DATA PROVIDED ▸
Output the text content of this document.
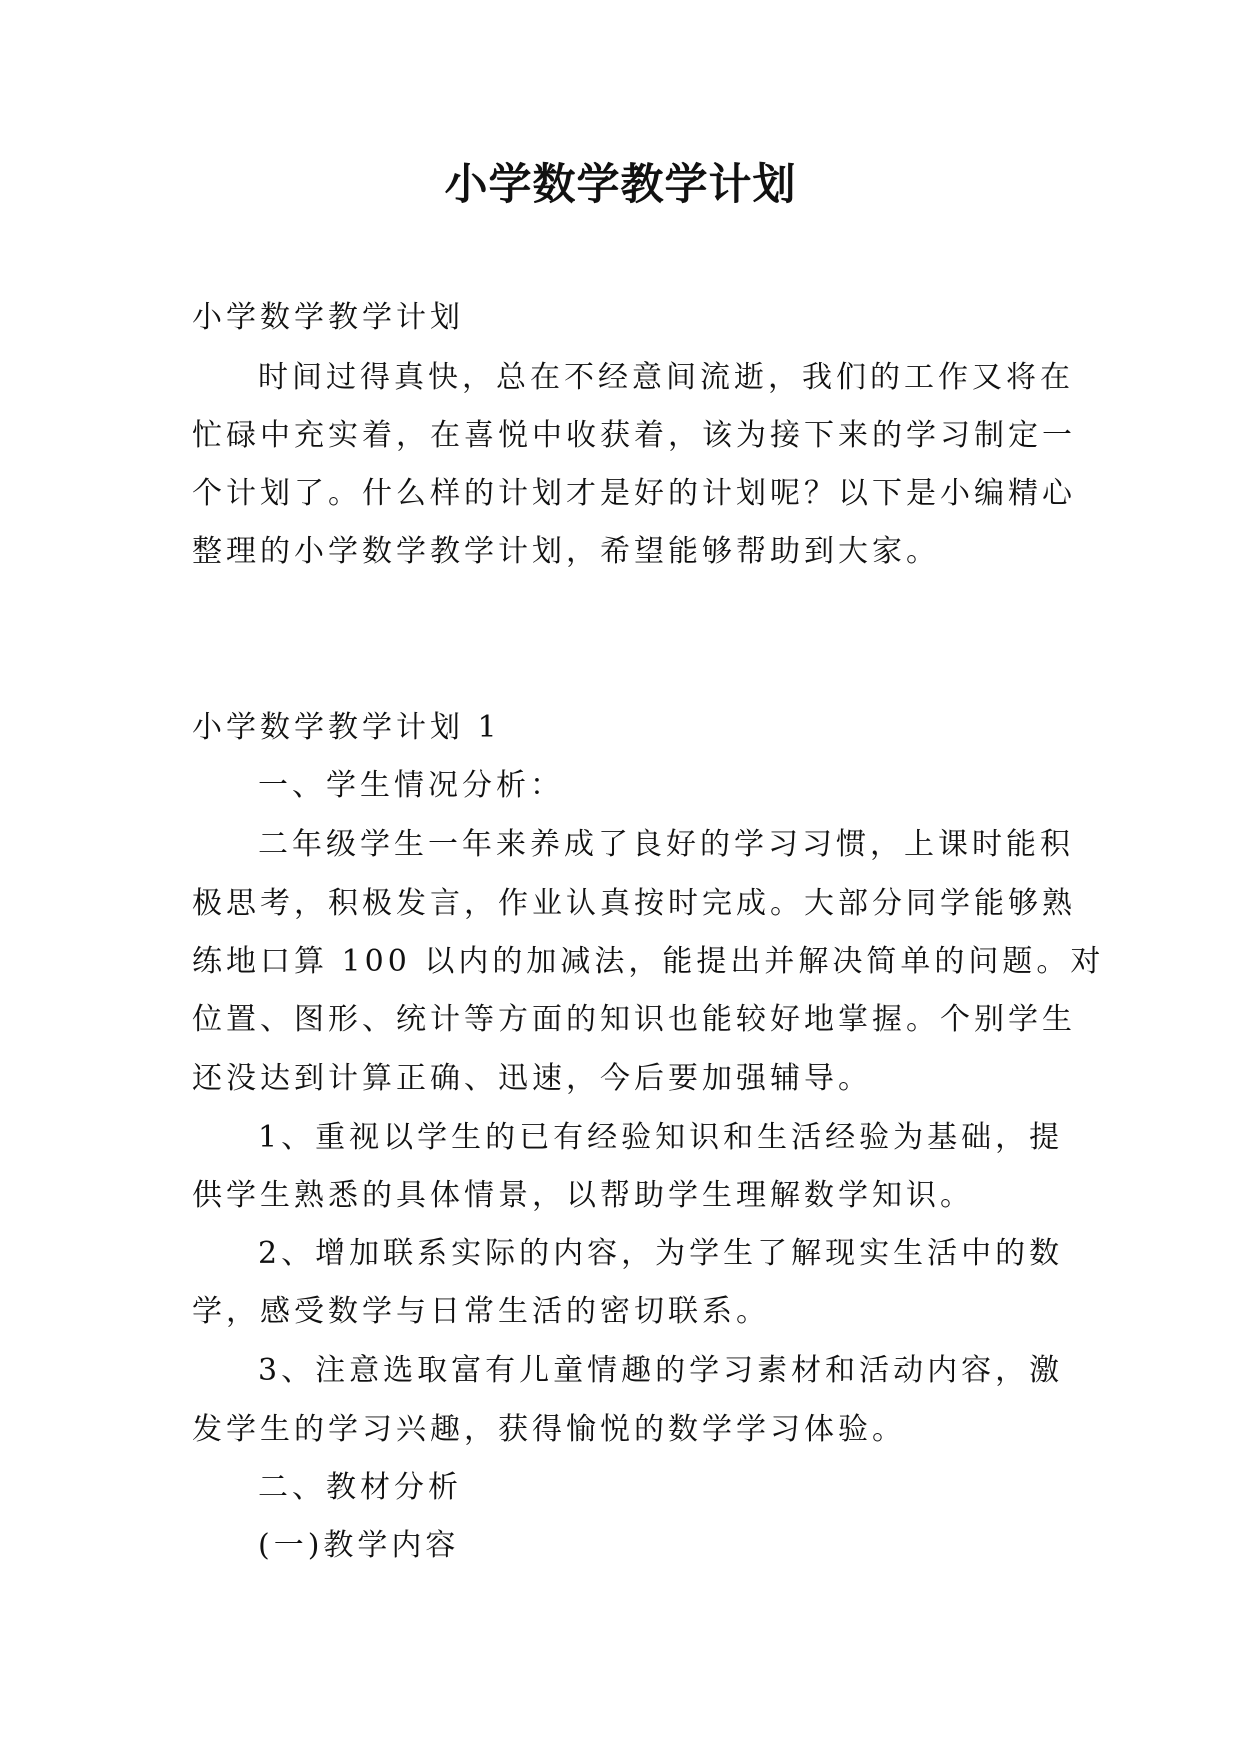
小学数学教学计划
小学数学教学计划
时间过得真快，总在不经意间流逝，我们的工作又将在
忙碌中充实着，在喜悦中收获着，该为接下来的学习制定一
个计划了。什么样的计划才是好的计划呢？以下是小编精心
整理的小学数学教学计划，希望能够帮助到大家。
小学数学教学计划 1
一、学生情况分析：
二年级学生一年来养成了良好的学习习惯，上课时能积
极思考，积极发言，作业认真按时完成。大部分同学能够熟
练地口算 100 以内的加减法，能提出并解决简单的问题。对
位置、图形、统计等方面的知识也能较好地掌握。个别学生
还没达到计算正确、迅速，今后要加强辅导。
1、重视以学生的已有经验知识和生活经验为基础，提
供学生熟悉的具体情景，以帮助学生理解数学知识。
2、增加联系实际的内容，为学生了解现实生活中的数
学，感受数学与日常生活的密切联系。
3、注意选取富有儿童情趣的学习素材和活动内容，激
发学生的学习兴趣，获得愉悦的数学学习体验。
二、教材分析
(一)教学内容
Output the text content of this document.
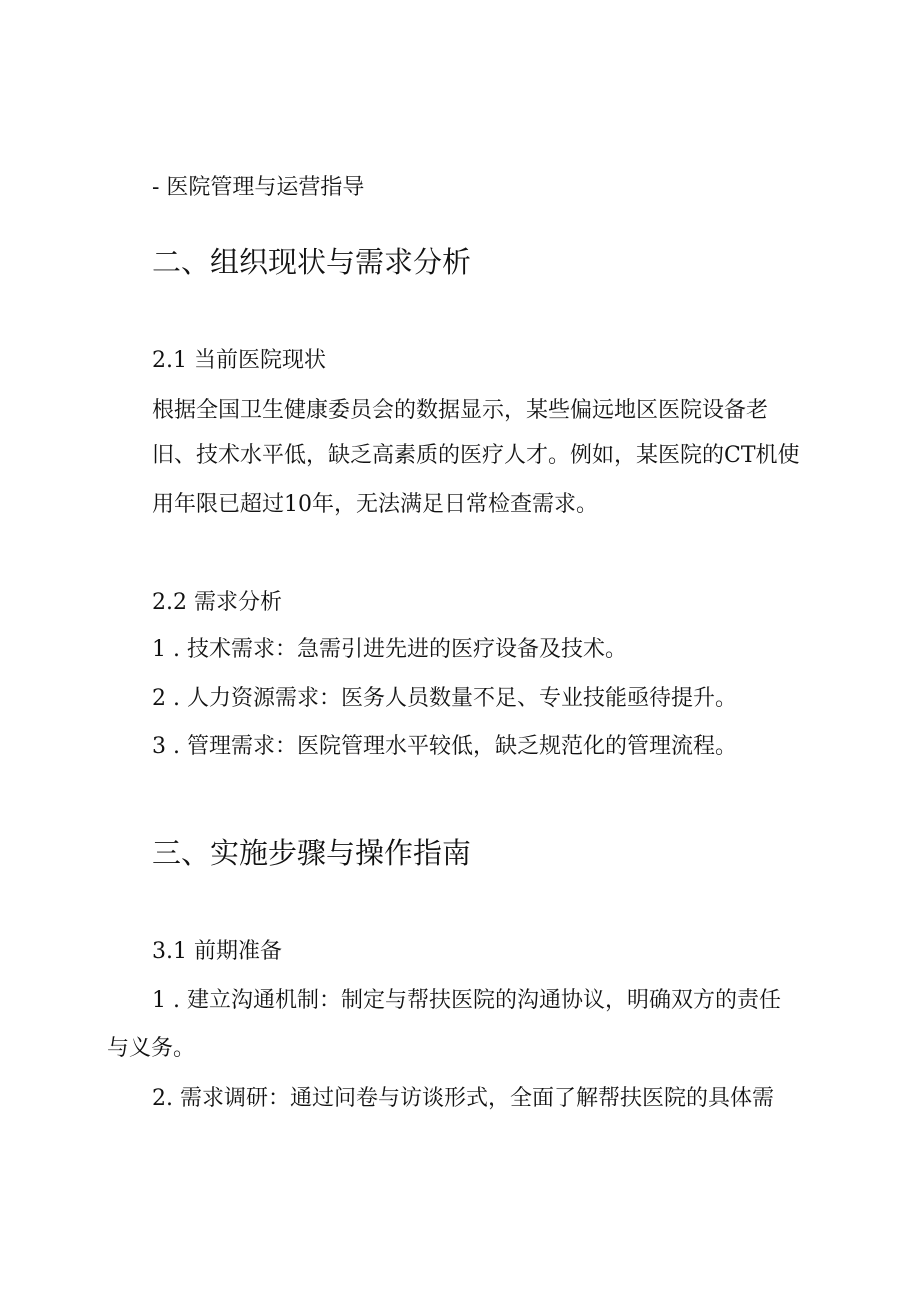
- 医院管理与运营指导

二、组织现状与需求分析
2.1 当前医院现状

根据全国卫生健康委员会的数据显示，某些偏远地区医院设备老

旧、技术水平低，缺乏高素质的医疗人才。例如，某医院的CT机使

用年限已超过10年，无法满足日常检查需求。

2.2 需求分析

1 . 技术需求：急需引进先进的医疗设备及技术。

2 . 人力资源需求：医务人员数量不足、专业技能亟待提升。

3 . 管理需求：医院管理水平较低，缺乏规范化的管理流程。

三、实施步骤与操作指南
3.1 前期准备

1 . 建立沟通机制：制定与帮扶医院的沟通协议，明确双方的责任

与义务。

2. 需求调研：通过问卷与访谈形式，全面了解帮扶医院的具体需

TO DO ▸ Your copy should repeat each entry above exactly but contain no pictures.

SOLUTION FOR THIS TASK ▸
Output the text content of this document.
小学数学教学计划
小学数学教学计划
时间过得真快，总在不经意间流逝，我们的工作又将在
忙碌中充实着，在喜悦中收获着，该为接下来的学习制定一
个计划了。什么样的计划才是好的计划呢？以下是小编精心
整理的小学数学教学计划，希望能够帮助到大家。
小学数学教学计划 1
一、学生情况分析：
二年级学生一年来养成了良好的学习习惯，上课时能积
极思考，积极发言，作业认真按时完成。大部分同学能够熟
练地口算 100 以内的加减法，能提出并解决简单的问题。对
位置、图形、统计等方面的知识也能较好地掌握。个别学生
还没达到计算正确、迅速，今后要加强辅导。
1、重视以学生的已有经验知识和生活经验为基础，提
供学生熟悉的具体情景，以帮助学生理解数学知识。
2、增加联系实际的内容，为学生了解现实生活中的数
学，感受数学与日常生活的密切联系。
3、注意选取富有儿童情趣的学习素材和活动内容，激
发学生的学习兴趣，获得愉悦的数学学习体验。
二、教材分析
(一)教学内容
Output the text content of this document.
- 医院管理与运营指导

二、组织现状与需求分析
2.1 当前医院现状

根据全国卫生健康委员会的数据显示，某些偏远地区医院设备老

旧、技术水平低，缺乏高素质的医疗人才。例如，某医院的CT机使

用年限已超过10年，无法满足日常检查需求。

2.2 需求分析

1 . 技术需求：急需引进先进的医疗设备及技术。

2 . 人力资源需求：医务人员数量不足、专业技能亟待提升。

3 . 管理需求：医院管理水平较低，缺乏规范化的管理流程。

三、实施步骤与操作指南
3.1 前期准备

1 . 建立沟通机制：制定与帮扶医院的沟通协议，明确双方的责任

与义务。

2. 需求调研：通过问卷与访谈形式，全面了解帮扶医院的具体需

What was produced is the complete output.